과제 목표>
아래 데이터에서 "row-header[interactable]: 16 [0, 554, 46, 592]" 내용이 있는 줄부터 "row-header[interactable]: 6 [0, 199, 46, 228]" 내용이 있는 줄까지, 양 끝 줄을 포함해 한 글자도 바꾸지 말고 다시 적으세요.

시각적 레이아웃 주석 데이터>
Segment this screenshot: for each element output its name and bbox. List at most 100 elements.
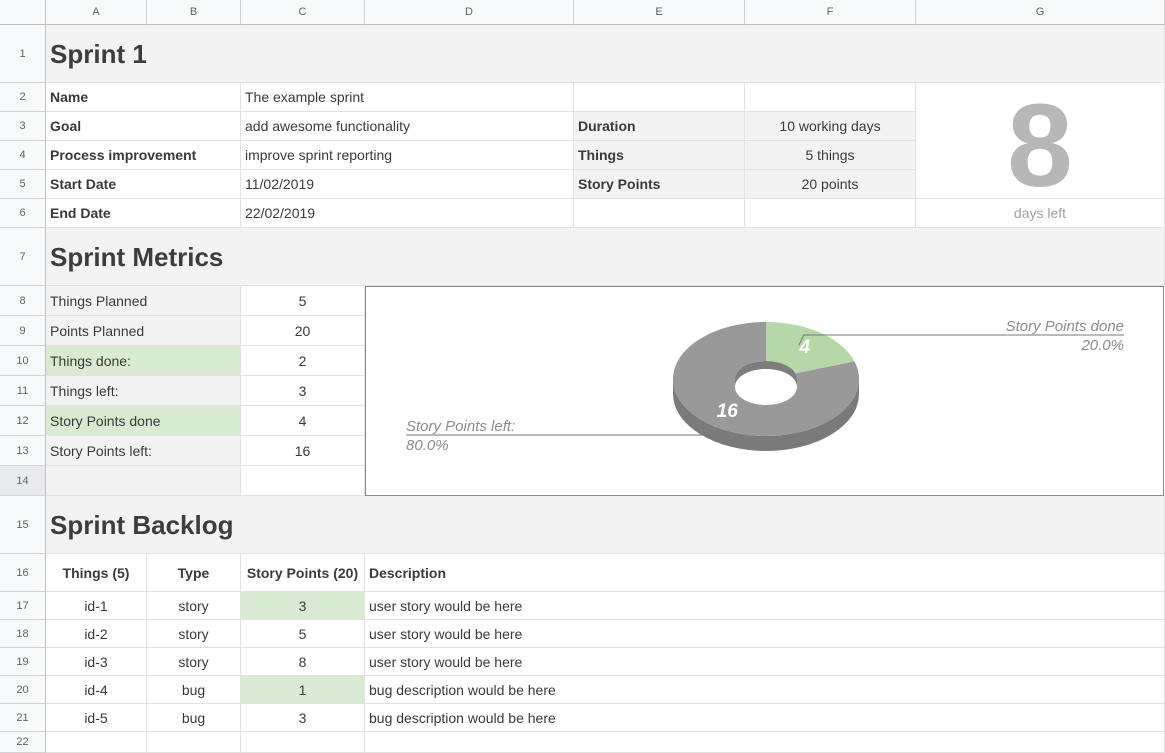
row-header[interactable]: 16 [0, 554, 46, 592]
backlog-item-type[interactable]: bug [147, 676, 241, 704]
goal-value[interactable]: add awesome functionality [241, 112, 574, 141]
backlog-item-type[interactable]: story [147, 620, 241, 648]
empty-cell[interactable] [46, 466, 241, 496]
start-date-value[interactable]: 11/02/2019 [241, 170, 574, 199]
backlog-item-description[interactable]: bug description would be here [365, 704, 1165, 732]
row-header[interactable]: 15 [0, 496, 46, 554]
row-header[interactable]: 18 [0, 620, 46, 648]
metric-value-things-left[interactable]: 3 [241, 376, 365, 406]
duration-label[interactable]: Duration [574, 112, 745, 141]
row-header[interactable]: 22 [0, 732, 46, 753]
duration-value[interactable]: 10 working days [745, 112, 916, 141]
story-points-value[interactable]: 20 points [745, 170, 916, 199]
backlog-item-points[interactable]: 3 [241, 704, 365, 732]
metric-value-story-points-left[interactable]: 16 [241, 436, 365, 466]
row-header[interactable]: 12 [0, 406, 46, 436]
column-header-b[interactable]: B [147, 0, 241, 25]
empty-cell[interactable] [745, 199, 916, 228]
column-header-a[interactable]: A [46, 0, 147, 25]
metric-label-story-points-done[interactable]: Story Points done [46, 406, 241, 436]
sprint-metrics-title[interactable]: Sprint Metrics [46, 228, 1165, 286]
days-left-number[interactable]: 8 [916, 83, 1165, 199]
backlog-item-description[interactable]: bug description would be here [365, 676, 1165, 704]
row-header[interactable]: 10 [0, 346, 46, 376]
empty-cell[interactable] [574, 199, 745, 228]
backlog-item-description[interactable]: user story would be here [365, 648, 1165, 676]
row-header[interactable]: 2 [0, 83, 46, 112]
row-header[interactable]: 8 [0, 286, 46, 316]
backlog-header-description[interactable]: Description [365, 554, 1165, 592]
row-header[interactable]: 5 [0, 170, 46, 199]
story-points-pie-chart[interactable]: 4 16 Story Points done 20.0% Story Points le… [365, 286, 1164, 496]
start-date-label[interactable]: Start Date [46, 170, 241, 199]
row-header[interactable]: 6 [0, 199, 46, 228]
row-header[interactable]: 19 [0, 648, 46, 676]
end-date-value[interactable]: 22/02/2019 [241, 199, 574, 228]
column-header-c[interactable]: C [241, 0, 365, 25]
process-improvement-value[interactable]: improve sprint reporting [241, 141, 574, 170]
row-header[interactable]: 3 [0, 112, 46, 141]
empty-cell[interactable] [46, 732, 147, 753]
metric-label-things-done[interactable]: Things done: [46, 346, 241, 376]
backlog-item-points[interactable]: 8 [241, 648, 365, 676]
row-header[interactable]: 14 [0, 466, 46, 496]
empty-cell[interactable] [745, 83, 916, 112]
backlog-item-type[interactable]: story [147, 592, 241, 620]
name-label[interactable]: Name [46, 83, 241, 112]
column-header-f[interactable]: F [745, 0, 916, 25]
row-header[interactable]: 4 [0, 141, 46, 170]
sprint-title[interactable]: Sprint 1 [46, 25, 1165, 83]
backlog-item-id[interactable]: id-5 [46, 704, 147, 732]
backlog-header-things[interactable]: Things (5) [46, 554, 147, 592]
empty-cell[interactable] [241, 732, 365, 753]
things-value[interactable]: 5 things [745, 141, 916, 170]
backlog-header-story-points[interactable]: Story Points (20) [241, 554, 365, 592]
backlog-item-type[interactable]: story [147, 648, 241, 676]
metric-label-story-points-left[interactable]: Story Points left: [46, 436, 241, 466]
metric-value-things-done[interactable]: 2 [241, 346, 365, 376]
story-points-label[interactable]: Story Points [574, 170, 745, 199]
backlog-item-id[interactable]: id-2 [46, 620, 147, 648]
backlog-header-type[interactable]: Type [147, 554, 241, 592]
row-header[interactable]: 1 [0, 25, 46, 83]
donut-hole-wall [735, 361, 797, 387]
empty-cell[interactable] [241, 466, 365, 496]
empty-cell[interactable] [147, 732, 241, 753]
column-header-g[interactable]: G [916, 0, 1165, 25]
name-value[interactable]: The example sprint [241, 83, 574, 112]
column-header-e[interactable]: E [574, 0, 745, 25]
row-header[interactable]: 11 [0, 376, 46, 406]
backlog-item-id[interactable]: id-3 [46, 648, 147, 676]
column-header-d[interactable]: D [365, 0, 574, 25]
metric-value-story-points-done[interactable]: 4 [241, 406, 365, 436]
backlog-item-type[interactable]: bug [147, 704, 241, 732]
backlog-item-id[interactable]: id-4 [46, 676, 147, 704]
things-label[interactable]: Things [574, 141, 745, 170]
pie-slice [766, 322, 855, 374]
row-header[interactable]: 13 [0, 436, 46, 466]
end-date-label[interactable]: End Date [46, 199, 241, 228]
empty-cell[interactable] [574, 83, 745, 112]
select-all-corner[interactable] [0, 0, 46, 25]
backlog-item-id[interactable]: id-1 [46, 592, 147, 620]
backlog-item-description[interactable]: user story would be here [365, 592, 1165, 620]
empty-cell[interactable] [365, 732, 1165, 753]
row-header[interactable]: 9 [0, 316, 46, 346]
row-header[interactable]: 21 [0, 704, 46, 732]
metric-value-points-planned[interactable]: 20 [241, 316, 365, 346]
days-left-label[interactable]: days left [916, 199, 1165, 228]
metric-label-points-planned[interactable]: Points Planned [46, 316, 241, 346]
metric-label-things-planned[interactable]: Things Planned [46, 286, 241, 316]
backlog-item-points[interactable]: 1 [241, 676, 365, 704]
row-header[interactable]: 7 [0, 228, 46, 286]
sprint-backlog-title[interactable]: Sprint Backlog [46, 496, 1165, 554]
backlog-item-description[interactable]: user story would be here [365, 620, 1165, 648]
row-header[interactable]: 17 [0, 592, 46, 620]
goal-label[interactable]: Goal [46, 112, 241, 141]
backlog-item-points[interactable]: 5 [241, 620, 365, 648]
row-header[interactable]: 20 [0, 676, 46, 704]
metric-label-things-left[interactable]: Things left: [46, 376, 241, 406]
backlog-item-points[interactable]: 3 [241, 592, 365, 620]
process-improvement-label[interactable]: Process improvement [46, 141, 241, 170]
metric-value-things-planned[interactable]: 5 [241, 286, 365, 316]
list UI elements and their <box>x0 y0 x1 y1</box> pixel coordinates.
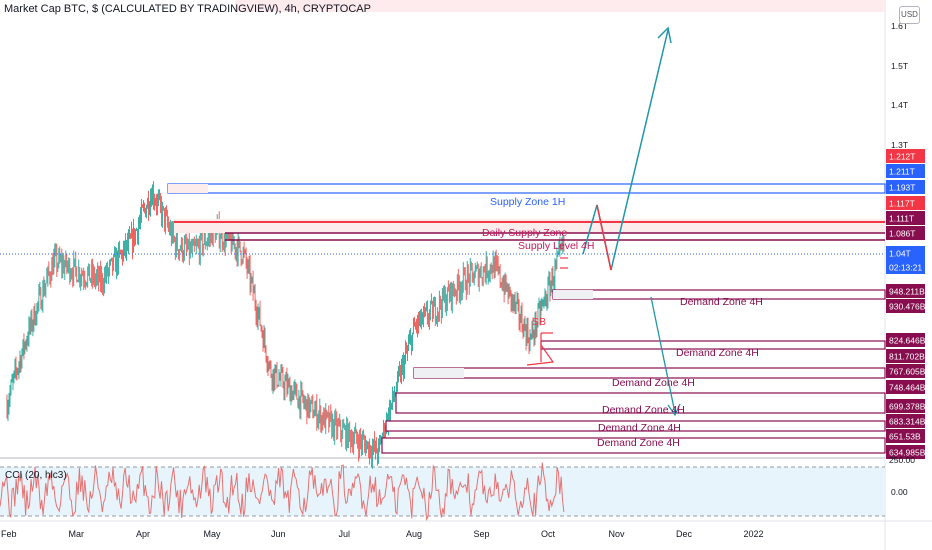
tick-1-4t: 1.4T <box>891 100 908 110</box>
demand-zone-3[interactable] <box>413 367 886 379</box>
cci-line <box>0 462 565 522</box>
demand-zone-1[interactable] <box>552 289 886 300</box>
price-label: 767.605B <box>886 364 926 378</box>
label-sb: SB <box>532 316 546 328</box>
time-label-may: May <box>204 529 222 539</box>
price-label: 651.53B <box>886 429 925 443</box>
svg-text:699.378B: 699.378B <box>889 402 926 412</box>
chart-title: Market Cap BTC, $ (CALCULATED BY TRADING… <box>4 3 371 15</box>
top-highlight-zone <box>235 0 885 12</box>
price-label: 1.04T <box>886 246 925 260</box>
svg-text:824.646B: 824.646B <box>889 336 926 346</box>
projection-down-arrow <box>650 296 681 417</box>
svg-text:683.314B: 683.314B <box>889 417 926 427</box>
svg-text:767.605B: 767.605B <box>889 367 926 377</box>
label-demand-zone-6: Demand Zone 4H <box>597 437 680 449</box>
time-axis[interactable]: Feb Mar Apr May Jun Jul Aug Sep Oct Nov Dec 2022 <box>1 529 764 539</box>
price-label: 748.464B <box>886 380 926 394</box>
label-daily-supply-zone: Daily Supply Zone <box>482 227 567 239</box>
svg-text:1.111T: 1.111T <box>889 214 914 224</box>
time-label-mar: Mar <box>69 529 85 539</box>
label-demand-zone-5: Demand Zone 4H <box>598 422 681 434</box>
label-demand-zone-3: Demand Zone 4H <box>612 377 695 389</box>
projection-up-arrow <box>582 26 672 271</box>
time-label-oct: Oct <box>541 529 556 539</box>
svg-text:02:13:21: 02:13:21 <box>889 263 922 273</box>
label-supply-level-4h: Supply Level 4H <box>518 240 594 252</box>
cci-title: CCI (20, hlc3) <box>5 470 67 481</box>
svg-text:1.193T: 1.193T <box>889 183 915 193</box>
demand-zone-5[interactable] <box>385 420 886 432</box>
svg-text:1.117T: 1.117T <box>889 199 915 209</box>
price-label: 634.985B <box>886 445 926 459</box>
zone-labels: Supply Zone 1H Daily Supply Zone Supply … <box>482 196 763 449</box>
time-label-jun: Jun <box>271 529 286 539</box>
supply-zone-1h[interactable] <box>167 183 886 194</box>
price-label: 1.212T <box>886 149 925 163</box>
time-label-dec: Dec <box>676 529 693 539</box>
price-label: 930.476B <box>886 299 926 313</box>
time-label-apr: Apr <box>136 529 150 539</box>
svg-text:948.211B: 948.211B <box>889 287 925 297</box>
price-label: 1.193T <box>886 180 925 194</box>
supply-level-4h-marker <box>560 257 568 269</box>
sb-marker <box>526 332 555 366</box>
price-label-stack: 1.212T 1.211T 1.193T 1.117T 1.111T 1.086T 1.04… <box>886 149 926 459</box>
svg-text:1.086T: 1.086T <box>889 229 915 239</box>
osc-tick-250: 250.00 <box>889 455 915 465</box>
svg-text:1.04T: 1.04T <box>889 249 911 259</box>
price-label: 1.117T <box>886 196 925 210</box>
time-label-feb: Feb <box>1 529 17 539</box>
time-label-nov: Nov <box>609 529 626 539</box>
candlestick-series <box>6 181 565 469</box>
demand-zone-4[interactable] <box>395 392 886 414</box>
daily-supply-zone[interactable] <box>174 219 885 241</box>
price-label: 1.211T <box>886 164 925 178</box>
demand-zone-6[interactable] <box>381 437 886 454</box>
label-demand-zone-1: Demand Zone 4H <box>680 296 763 308</box>
price-label: 824.646B <box>886 333 926 347</box>
svg-text:634.985B: 634.985B <box>889 448 926 458</box>
label-demand-zone-2: Demand Zone 4H <box>676 347 759 359</box>
time-label-aug: Aug <box>406 529 422 539</box>
svg-text:930.476B: 930.476B <box>889 302 926 312</box>
svg-text:1.212T: 1.212T <box>889 152 915 162</box>
time-label-sep: Sep <box>474 529 490 539</box>
tick-1-5t: 1.5T <box>891 61 908 71</box>
time-label-2022: 2022 <box>744 529 764 539</box>
time-label-jul: Jul <box>339 529 351 539</box>
label-demand-zone-4: Demand Zone 4H <box>602 404 685 416</box>
svg-text:1.211T: 1.211T <box>889 167 915 177</box>
label-supply-zone-1h: Supply Zone 1H <box>490 196 565 208</box>
price-label: 683.314B <box>886 414 926 428</box>
tick-1-6t: 1.6T <box>891 21 908 31</box>
price-label: 699.378B <box>886 399 926 413</box>
price-label: 948.211B <box>886 284 925 298</box>
svg-text:811.702B: 811.702B <box>889 352 925 362</box>
price-label: 02:13:21 <box>886 260 925 274</box>
cci-pane <box>0 462 885 522</box>
svg-text:651.53B: 651.53B <box>889 432 921 442</box>
price-label: 811.702B <box>886 349 925 363</box>
cci-band <box>0 467 885 516</box>
price-label: 1.086T <box>886 226 925 240</box>
currency-button[interactable]: USD <box>899 6 920 24</box>
osc-tick-0: 0.00 <box>891 487 908 497</box>
price-label: 1.111T <box>886 211 925 225</box>
svg-text:748.464B: 748.464B <box>889 383 926 393</box>
price-axis[interactable]: 1.6T 1.5T 1.4T 1.3T 1.212T1.211T1.193T1.… <box>886 21 926 497</box>
tick-1-3t: 1.3T <box>891 140 908 150</box>
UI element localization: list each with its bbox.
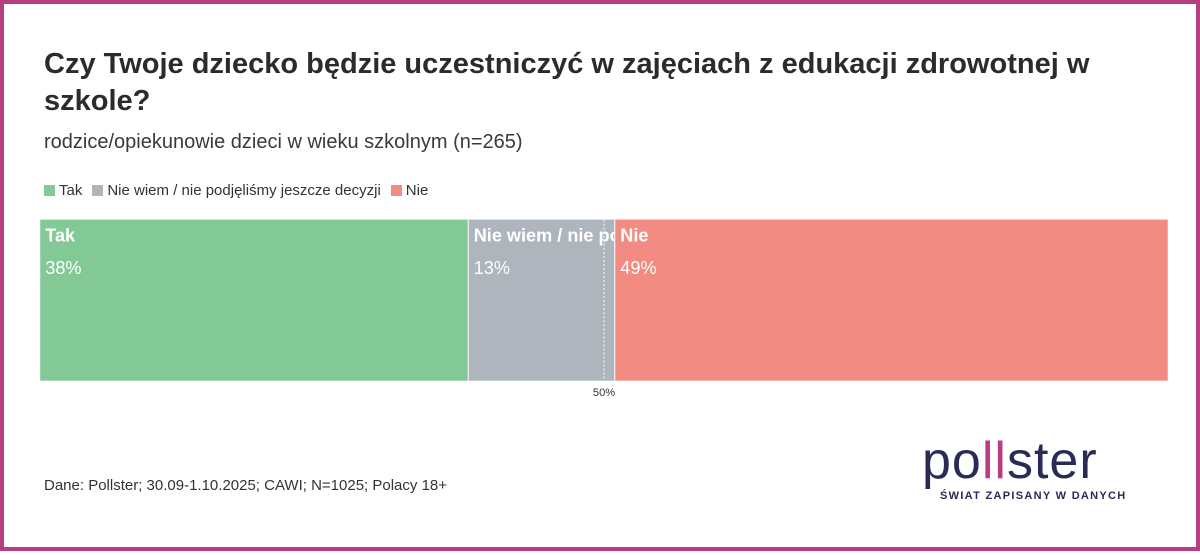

문제 정답>
row-header[interactable]: 16 [0, 554, 46, 592]
backlog-item-type[interactable]: bug [147, 676, 241, 704]
goal-value[interactable]: add awesome functionality [241, 112, 574, 141]
backlog-item-type[interactable]: story [147, 620, 241, 648]
empty-cell[interactable] [46, 466, 241, 496]
start-date-value[interactable]: 11/02/2019 [241, 170, 574, 199]
backlog-item-description[interactable]: bug description would be here [365, 704, 1165, 732]
row-header[interactable]: 15 [0, 496, 46, 554]
row-header[interactable]: 18 [0, 620, 46, 648]
metric-value-things-left[interactable]: 3 [241, 376, 365, 406]
duration-label[interactable]: Duration [574, 112, 745, 141]
row-header[interactable]: 22 [0, 732, 46, 753]
duration-value[interactable]: 10 working days [745, 112, 916, 141]
story-points-value[interactable]: 20 points [745, 170, 916, 199]
backlog-item-points[interactable]: 3 [241, 704, 365, 732]
metric-value-story-points-left[interactable]: 16 [241, 436, 365, 466]
row-header[interactable]: 12 [0, 406, 46, 436]
column-header-b[interactable]: B [147, 0, 241, 25]
empty-cell[interactable] [745, 199, 916, 228]
column-header-a[interactable]: A [46, 0, 147, 25]
metric-label-story-points-done[interactable]: Story Points done [46, 406, 241, 436]
sprint-metrics-title[interactable]: Sprint Metrics [46, 228, 1165, 286]
days-left-number[interactable]: 8 [916, 83, 1165, 199]
backlog-item-description[interactable]: bug description would be here [365, 676, 1165, 704]
row-header[interactable]: 10 [0, 346, 46, 376]
empty-cell[interactable] [574, 199, 745, 228]
backlog-item-description[interactable]: user story would be here [365, 648, 1165, 676]
row-header[interactable]: 2 [0, 83, 46, 112]
row-header[interactable]: 8 [0, 286, 46, 316]
backlog-header-description[interactable]: Description [365, 554, 1165, 592]
row-header[interactable]: 5 [0, 170, 46, 199]
story-points-pie-chart[interactable]: 4 16 Story Points done 20.0% Story Points le… [365, 286, 1164, 496]
start-date-label[interactable]: Start Date [46, 170, 241, 199]
row-header[interactable]: 6 [0, 199, 46, 228]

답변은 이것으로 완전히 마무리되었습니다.